(Saved data entries)
— start —

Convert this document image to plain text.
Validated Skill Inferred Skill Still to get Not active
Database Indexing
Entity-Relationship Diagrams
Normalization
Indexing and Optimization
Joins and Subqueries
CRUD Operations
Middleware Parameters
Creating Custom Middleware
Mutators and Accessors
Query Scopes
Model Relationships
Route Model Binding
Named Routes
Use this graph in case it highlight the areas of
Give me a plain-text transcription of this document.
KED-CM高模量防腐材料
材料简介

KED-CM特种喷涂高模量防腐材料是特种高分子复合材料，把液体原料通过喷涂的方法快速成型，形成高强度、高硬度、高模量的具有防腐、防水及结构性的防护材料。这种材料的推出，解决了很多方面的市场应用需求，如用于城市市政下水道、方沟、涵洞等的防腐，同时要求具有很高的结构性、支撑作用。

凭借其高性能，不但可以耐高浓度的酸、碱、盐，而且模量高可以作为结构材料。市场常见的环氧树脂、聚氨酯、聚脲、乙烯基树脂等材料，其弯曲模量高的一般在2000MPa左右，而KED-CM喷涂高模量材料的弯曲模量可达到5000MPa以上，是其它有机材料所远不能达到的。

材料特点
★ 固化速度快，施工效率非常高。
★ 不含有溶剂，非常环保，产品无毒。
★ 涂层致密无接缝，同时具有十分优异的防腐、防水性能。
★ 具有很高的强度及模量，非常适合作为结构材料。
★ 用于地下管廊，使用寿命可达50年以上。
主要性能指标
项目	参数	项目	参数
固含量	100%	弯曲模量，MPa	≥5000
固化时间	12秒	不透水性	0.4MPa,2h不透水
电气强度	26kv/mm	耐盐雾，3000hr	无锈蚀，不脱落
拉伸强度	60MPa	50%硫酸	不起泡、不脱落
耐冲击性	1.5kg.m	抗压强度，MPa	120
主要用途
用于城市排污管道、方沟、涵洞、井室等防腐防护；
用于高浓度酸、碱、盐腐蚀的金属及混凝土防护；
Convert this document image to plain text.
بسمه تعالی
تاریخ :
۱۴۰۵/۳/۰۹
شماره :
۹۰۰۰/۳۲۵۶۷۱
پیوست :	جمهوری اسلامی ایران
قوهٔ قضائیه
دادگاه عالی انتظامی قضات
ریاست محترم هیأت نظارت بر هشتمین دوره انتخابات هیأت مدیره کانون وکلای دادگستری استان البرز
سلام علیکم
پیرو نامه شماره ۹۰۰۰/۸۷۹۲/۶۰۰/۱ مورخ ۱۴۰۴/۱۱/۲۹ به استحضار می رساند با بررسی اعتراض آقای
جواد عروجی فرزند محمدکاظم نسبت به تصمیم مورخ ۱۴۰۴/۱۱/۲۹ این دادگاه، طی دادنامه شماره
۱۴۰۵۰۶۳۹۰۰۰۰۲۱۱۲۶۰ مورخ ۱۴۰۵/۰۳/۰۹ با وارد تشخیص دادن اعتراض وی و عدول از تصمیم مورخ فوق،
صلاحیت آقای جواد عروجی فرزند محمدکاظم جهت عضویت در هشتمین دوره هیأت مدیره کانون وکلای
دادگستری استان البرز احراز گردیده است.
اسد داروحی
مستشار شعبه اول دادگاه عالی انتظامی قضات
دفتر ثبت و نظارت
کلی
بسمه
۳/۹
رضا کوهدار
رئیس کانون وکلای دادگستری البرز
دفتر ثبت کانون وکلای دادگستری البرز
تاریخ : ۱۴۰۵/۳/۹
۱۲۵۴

— end —

* _Task goal_: Go through the listing above and pull out each line containing the word "نظارت".

* _Solution below_:
ریاست محترم هیأت نظارت بر هشتمین دوره انتخابات هیأت مدیره کانون وکلای دادگستری استان البرز
دفتر ثبت و نظارت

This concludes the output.